[Records from a collection of figures]

** Start **

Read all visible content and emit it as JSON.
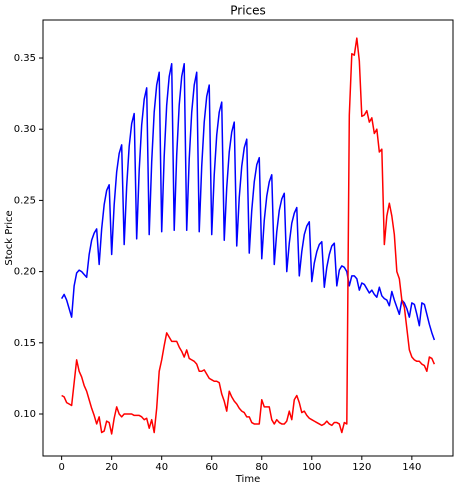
{
  "chart_data": {
    "type": "line",
    "title": "Prices",
    "x_label": "Time",
    "y_label": "Stock Price",
    "x": [
      0,
      1,
      2,
      3,
      4,
      5,
      6,
      7,
      8,
      9,
      10,
      11,
      12,
      13,
      14,
      15,
      16,
      17,
      18,
      19,
      20,
      21,
      22,
      23,
      24,
      25,
      26,
      27,
      28,
      29,
      30,
      31,
      32,
      33,
      34,
      35,
      36,
      37,
      38,
      39,
      40,
      41,
      42,
      43,
      44,
      45,
      46,
      47,
      48,
      49,
      50,
      51,
      52,
      53,
      54,
      55,
      56,
      57,
      58,
      59,
      60,
      61,
      62,
      63,
      64,
      65,
      66,
      67,
      68,
      69,
      70,
      71,
      72,
      73,
      74,
      75,
      76,
      77,
      78,
      79,
      80,
      81,
      82,
      83,
      84,
      85,
      86,
      87,
      88,
      89,
      90,
      91,
      92,
      93,
      94,
      95,
      96,
      97,
      98,
      99,
      100,
      101,
      102,
      103,
      104,
      105,
      106,
      107,
      108,
      109,
      110,
      111,
      112,
      113,
      114,
      115,
      116,
      117,
      118,
      119,
      120,
      121,
      122,
      123,
      124,
      125,
      126,
      127,
      128,
      129,
      130,
      131,
      132,
      133,
      134,
      135,
      136,
      137,
      138,
      139,
      140,
      141,
      142,
      143,
      144,
      145,
      146,
      147,
      148,
      149
    ],
    "series": [
      {
        "color": "#0000ff",
        "values": [
          0.181,
          0.184,
          0.18,
          0.174,
          0.168,
          0.19,
          0.199,
          0.201,
          0.2,
          0.198,
          0.196,
          0.212,
          0.222,
          0.227,
          0.23,
          0.205,
          0.23,
          0.247,
          0.257,
          0.261,
          0.212,
          0.247,
          0.27,
          0.283,
          0.289,
          0.219,
          0.26,
          0.288,
          0.304,
          0.311,
          0.223,
          0.271,
          0.303,
          0.321,
          0.329,
          0.226,
          0.277,
          0.312,
          0.331,
          0.34,
          0.228,
          0.281,
          0.317,
          0.337,
          0.346,
          0.229,
          0.282,
          0.317,
          0.337,
          0.346,
          0.229,
          0.279,
          0.312,
          0.331,
          0.34,
          0.228,
          0.274,
          0.305,
          0.323,
          0.331,
          0.226,
          0.268,
          0.296,
          0.312,
          0.319,
          0.222,
          0.259,
          0.284,
          0.298,
          0.305,
          0.218,
          0.252,
          0.274,
          0.287,
          0.293,
          0.213,
          0.243,
          0.263,
          0.275,
          0.28,
          0.209,
          0.236,
          0.253,
          0.263,
          0.268,
          0.205,
          0.228,
          0.243,
          0.251,
          0.255,
          0.2,
          0.22,
          0.234,
          0.241,
          0.245,
          0.197,
          0.214,
          0.226,
          0.232,
          0.235,
          0.193,
          0.206,
          0.214,
          0.219,
          0.221,
          0.189,
          0.203,
          0.212,
          0.218,
          0.22,
          0.19,
          0.201,
          0.204,
          0.203,
          0.2,
          0.19,
          0.197,
          0.197,
          0.195,
          0.187,
          0.192,
          0.191,
          0.188,
          0.185,
          0.187,
          0.184,
          0.182,
          0.189,
          0.183,
          0.181,
          0.18,
          0.176,
          0.186,
          0.18,
          0.175,
          0.17,
          0.18,
          0.178,
          0.174,
          0.168,
          0.178,
          0.177,
          0.17,
          0.162,
          0.178,
          0.177,
          0.17,
          0.163,
          0.157,
          0.152
        ]
      },
      {
        "color": "#ff0000",
        "values": [
          0.113,
          0.112,
          0.108,
          0.107,
          0.106,
          0.122,
          0.138,
          0.13,
          0.126,
          0.12,
          0.116,
          0.11,
          0.104,
          0.099,
          0.093,
          0.098,
          0.087,
          0.088,
          0.095,
          0.094,
          0.086,
          0.097,
          0.105,
          0.1,
          0.098,
          0.1,
          0.1,
          0.1,
          0.1,
          0.099,
          0.099,
          0.099,
          0.098,
          0.096,
          0.097,
          0.09,
          0.096,
          0.087,
          0.104,
          0.13,
          0.138,
          0.148,
          0.157,
          0.154,
          0.151,
          0.151,
          0.151,
          0.147,
          0.144,
          0.14,
          0.145,
          0.139,
          0.138,
          0.137,
          0.135,
          0.13,
          0.13,
          0.131,
          0.128,
          0.125,
          0.124,
          0.123,
          0.123,
          0.122,
          0.114,
          0.109,
          0.102,
          0.116,
          0.112,
          0.109,
          0.107,
          0.104,
          0.102,
          0.101,
          0.098,
          0.098,
          0.094,
          0.093,
          0.093,
          0.093,
          0.11,
          0.105,
          0.105,
          0.105,
          0.096,
          0.093,
          0.096,
          0.094,
          0.093,
          0.093,
          0.095,
          0.102,
          0.096,
          0.11,
          0.113,
          0.108,
          0.101,
          0.102,
          0.099,
          0.097,
          0.096,
          0.095,
          0.094,
          0.093,
          0.092,
          0.093,
          0.095,
          0.093,
          0.092,
          0.094,
          0.094,
          0.093,
          0.087,
          0.094,
          0.093,
          0.31,
          0.353,
          0.352,
          0.364,
          0.348,
          0.309,
          0.31,
          0.313,
          0.305,
          0.308,
          0.297,
          0.3,
          0.284,
          0.286,
          0.219,
          0.239,
          0.248,
          0.239,
          0.226,
          0.2,
          0.195,
          0.18,
          0.175,
          0.16,
          0.145,
          0.14,
          0.138,
          0.137,
          0.137,
          0.135,
          0.134,
          0.13,
          0.14,
          0.139,
          0.135
        ]
      }
    ],
    "xlim": [
      -7.45,
      156.45
    ],
    "ylim": [
      0.0705,
      0.3767
    ],
    "xticks": [
      0,
      20,
      40,
      60,
      80,
      100,
      120,
      140
    ],
    "yticks": [
      {
        "value": 0.1,
        "label": "0.10"
      },
      0.15,
      {
        "value": 0.2,
        "label": "0.20"
      },
      0.25,
      {
        "value": 0.3,
        "label": "0.30"
      },
      0.35
    ],
    "grid": false
  }
}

** End **

What you should do :: Reproduce each line exactly as it appears, omitting the pictures.

Full response ::
Read all visible content and emit it as JSON.
{
  "chart_data": {
    "type": "line",
    "title": "Prices",
    "x_label": "Time",
    "y_label": "Stock Price",
    "x": [
      0,
      1,
      2,
      3,
      4,
      5,
      6,
      7,
      8,
      9,
      10,
      11,
      12,
      13,
      14,
      15,
      16,
      17,
      18,
      19,
      20,
      21,
      22,
      23,
      24,
      25,
      26,
      27,
      28,
      29,
      30,
      31,
      32,
      33,
      34,
      35,
      36,
      37,
      38,
      39,
      40,
      41,
      42,
      43,
      44,
      45,
      46,
      47,
      48,
      49,
      50,
      51,
      52,
      53,
      54,
      55,
      56,
      57,
      58,
      59,
      60,
      61,
      62,
      63,
      64,
      65,
      66,
      67,
      68,
      69,
      70,
      71,
      72,
      73,
      74,
      75,
      76,
      77,
      78,
      79,
      80,
      81,
      82,
      83,
      84,
      85,
      86,
      87,
      88,
      89,
      90,
      91,
      92,
      93,
      94,
      95,
      96,
      97,
      98,
      99,
      100,
      101,
      102,
      103,
      104,
      105,
      106,
      107,
      108,
      109,
      110,
      111,
      112,
      113,
      114,
      115,
      116,
      117,
      118,
      119,
      120,
      121,
      122,
      123,
      124,
      125,
      126,
      127,
      128,
      129,
      130,
      131,
      132,
      133,
      134,
      135,
      136,
      137,
      138,
      139,
      140,
      141,
      142,
      143,
      144,
      145,
      146,
      147,
      148,
      149
    ],
    "series": [
      {
        "color": "#0000ff",
        "values": [
          0.181,
          0.184,
          0.18,
          0.174,
          0.168,
          0.19,
          0.199,
          0.201,
          0.2,
          0.198,
          0.196,
          0.212,
          0.222,
          0.227,
          0.23,
          0.205,
          0.23,
          0.247,
          0.257,
          0.261,
          0.212,
          0.247,
          0.27,
          0.283,
          0.289,
          0.219,
          0.26,
          0.288,
          0.304,
          0.311,
          0.223,
          0.271,
          0.303,
          0.321,
          0.329,
          0.226,
          0.277,
          0.312,
          0.331,
          0.34,
          0.228,
          0.281,
          0.317,
          0.337,
          0.346,
          0.229,
          0.282,
          0.317,
          0.337,
          0.346,
          0.229,
          0.279,
          0.312,
          0.331,
          0.34,
          0.228,
          0.274,
          0.305,
          0.323,
          0.331,
          0.226,
          0.268,
          0.296,
          0.312,
          0.319,
          0.222,
          0.259,
          0.284,
          0.298,
          0.305,
          0.218,
          0.252,
          0.274,
          0.287,
          0.293,
          0.213,
          0.243,
          0.263,
          0.275,
          0.28,
          0.209,
          0.236,
          0.253,
          0.263,
          0.268,
          0.205,
          0.228,
          0.243,
          0.251,
          0.255,
          0.2,
          0.22,
          0.234,
          0.241,
          0.245,
          0.197,
          0.214,
          0.226,
          0.232,
          0.235,
          0.193,
          0.206,
          0.214,
          0.219,
          0.221,
          0.189,
          0.203,
          0.212,
          0.218,
          0.22,
          0.19,
          0.201,
          0.204,
          0.203,
          0.2,
          0.19,
          0.197,
          0.197,
          0.195,
          0.187,
          0.192,
          0.191,
          0.188,
          0.185,
          0.187,
          0.184,
          0.182,
          0.189,
          0.183,
          0.181,
          0.18,
          0.176,
          0.186,
          0.18,
          0.175,
          0.17,
          0.18,
          0.178,
          0.174,
          0.168,
          0.178,
          0.177,
          0.17,
          0.162,
          0.178,
          0.177,
          0.17,
          0.163,
          0.157,
          0.152
        ]
      },
      {
        "color": "#ff0000",
        "values": [
          0.113,
          0.112,
          0.108,
          0.107,
          0.106,
          0.122,
          0.138,
          0.13,
          0.126,
          0.12,
          0.116,
          0.11,
          0.104,
          0.099,
          0.093,
          0.098,
          0.087,
          0.088,
          0.095,
          0.094,
          0.086,
          0.097,
          0.105,
          0.1,
          0.098,
          0.1,
          0.1,
          0.1,
          0.1,
          0.099,
          0.099,
          0.099,
          0.098,
          0.096,
          0.097,
          0.09,
          0.096,
          0.087,
          0.104,
          0.13,
          0.138,
          0.148,
          0.157,
          0.154,
          0.151,
          0.151,
          0.151,
          0.147,
          0.144,
          0.14,
          0.145,
          0.139,
          0.138,
          0.137,
          0.135,
          0.13,
          0.13,
          0.131,
          0.128,
          0.125,
          0.124,
          0.123,
          0.123,
          0.122,
          0.114,
          0.109,
          0.102,
          0.116,
          0.112,
          0.109,
          0.107,
          0.104,
          0.102,
          0.101,
          0.098,
          0.098,
          0.094,
          0.093,
          0.093,
          0.093,
          0.11,
          0.105,
          0.105,
          0.105,
          0.096,
          0.093,
          0.096,
          0.094,
          0.093,
          0.093,
          0.095,
          0.102,
          0.096,
          0.11,
          0.113,
          0.108,
          0.101,
          0.102,
          0.099,
          0.097,
          0.096,
          0.095,
          0.094,
          0.093,
          0.092,
          0.093,
          0.095,
          0.093,
          0.092,
          0.094,
          0.094,
          0.093,
          0.087,
          0.094,
          0.093,
          0.31,
          0.353,
          0.352,
          0.364,
          0.348,
          0.309,
          0.31,
          0.313,
          0.305,
          0.308,
          0.297,
          0.3,
          0.284,
          0.286,
          0.219,
          0.239,
          0.248,
          0.239,
          0.226,
          0.2,
          0.195,
          0.18,
          0.175,
          0.16,
          0.145,
          0.14,
          0.138,
          0.137,
          0.137,
          0.135,
          0.134,
          0.13,
          0.14,
          0.139,
          0.135
        ]
      }
    ],
    "xlim": [
      -7.45,
      156.45
    ],
    "ylim": [
      0.0705,
      0.3767
    ],
    "xticks": [
      0,
      20,
      40,
      60,
      80,
      100,
      120,
      140
    ],
    "yticks": [
      {
        "value": 0.1,
        "label": "0.10"
      },
      0.15,
      {
        "value": 0.2,
        "label": "0.20"
      },
      0.25,
      {
        "value": 0.3,
        "label": "0.30"
      },
      0.35
    ],
    "grid": false
  }
}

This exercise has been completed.